→ TASK OBJECTIVE: Go through the listing below and gather every line with the word "extensions".

##### RECORD SET #####

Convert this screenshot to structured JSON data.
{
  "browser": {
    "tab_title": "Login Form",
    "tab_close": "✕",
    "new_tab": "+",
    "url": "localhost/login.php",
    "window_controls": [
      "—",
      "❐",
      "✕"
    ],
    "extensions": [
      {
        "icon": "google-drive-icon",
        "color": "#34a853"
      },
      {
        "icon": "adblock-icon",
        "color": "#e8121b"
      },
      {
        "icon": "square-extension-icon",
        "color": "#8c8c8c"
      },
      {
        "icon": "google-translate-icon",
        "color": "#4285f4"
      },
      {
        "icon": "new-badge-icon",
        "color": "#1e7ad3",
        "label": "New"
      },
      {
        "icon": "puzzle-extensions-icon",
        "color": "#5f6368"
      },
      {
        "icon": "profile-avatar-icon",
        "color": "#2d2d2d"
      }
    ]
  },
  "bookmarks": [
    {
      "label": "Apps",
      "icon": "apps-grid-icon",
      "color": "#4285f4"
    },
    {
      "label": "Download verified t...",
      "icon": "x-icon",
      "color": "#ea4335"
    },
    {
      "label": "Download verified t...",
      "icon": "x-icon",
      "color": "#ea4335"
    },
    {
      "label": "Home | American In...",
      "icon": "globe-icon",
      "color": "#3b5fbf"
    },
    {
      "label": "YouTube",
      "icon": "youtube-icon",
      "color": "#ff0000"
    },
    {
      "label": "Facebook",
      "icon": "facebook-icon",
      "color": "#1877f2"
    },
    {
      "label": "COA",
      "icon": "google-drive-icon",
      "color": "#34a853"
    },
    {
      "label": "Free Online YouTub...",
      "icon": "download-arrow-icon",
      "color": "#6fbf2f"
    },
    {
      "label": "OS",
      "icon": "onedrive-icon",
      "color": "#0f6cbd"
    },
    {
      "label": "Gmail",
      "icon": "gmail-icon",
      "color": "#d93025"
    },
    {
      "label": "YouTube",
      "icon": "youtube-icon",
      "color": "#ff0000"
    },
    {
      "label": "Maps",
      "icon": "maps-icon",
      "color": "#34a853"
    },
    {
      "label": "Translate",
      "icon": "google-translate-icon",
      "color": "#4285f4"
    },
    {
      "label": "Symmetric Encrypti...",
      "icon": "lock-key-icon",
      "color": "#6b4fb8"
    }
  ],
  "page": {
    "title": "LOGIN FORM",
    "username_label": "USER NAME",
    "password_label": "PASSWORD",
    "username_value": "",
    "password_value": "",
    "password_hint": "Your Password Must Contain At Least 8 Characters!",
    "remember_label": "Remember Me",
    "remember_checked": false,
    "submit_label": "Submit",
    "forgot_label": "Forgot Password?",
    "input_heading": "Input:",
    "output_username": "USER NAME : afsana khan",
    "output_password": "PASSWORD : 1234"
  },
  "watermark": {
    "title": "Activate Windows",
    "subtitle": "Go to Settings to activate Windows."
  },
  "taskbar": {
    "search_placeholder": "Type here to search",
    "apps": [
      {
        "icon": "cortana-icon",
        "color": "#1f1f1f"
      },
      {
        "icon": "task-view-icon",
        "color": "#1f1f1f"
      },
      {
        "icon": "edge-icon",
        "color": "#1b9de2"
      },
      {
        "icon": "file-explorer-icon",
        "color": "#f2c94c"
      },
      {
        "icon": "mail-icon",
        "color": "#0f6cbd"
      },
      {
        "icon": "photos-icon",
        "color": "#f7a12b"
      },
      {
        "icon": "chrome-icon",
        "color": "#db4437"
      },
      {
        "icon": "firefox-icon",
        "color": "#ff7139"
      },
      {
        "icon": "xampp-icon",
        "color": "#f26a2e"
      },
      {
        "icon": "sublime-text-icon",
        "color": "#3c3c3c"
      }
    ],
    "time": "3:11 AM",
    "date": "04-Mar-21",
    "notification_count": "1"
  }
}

#####

→ TASK RESPONSE:
    "extensions": [
        "icon": "puzzle-extensions-icon",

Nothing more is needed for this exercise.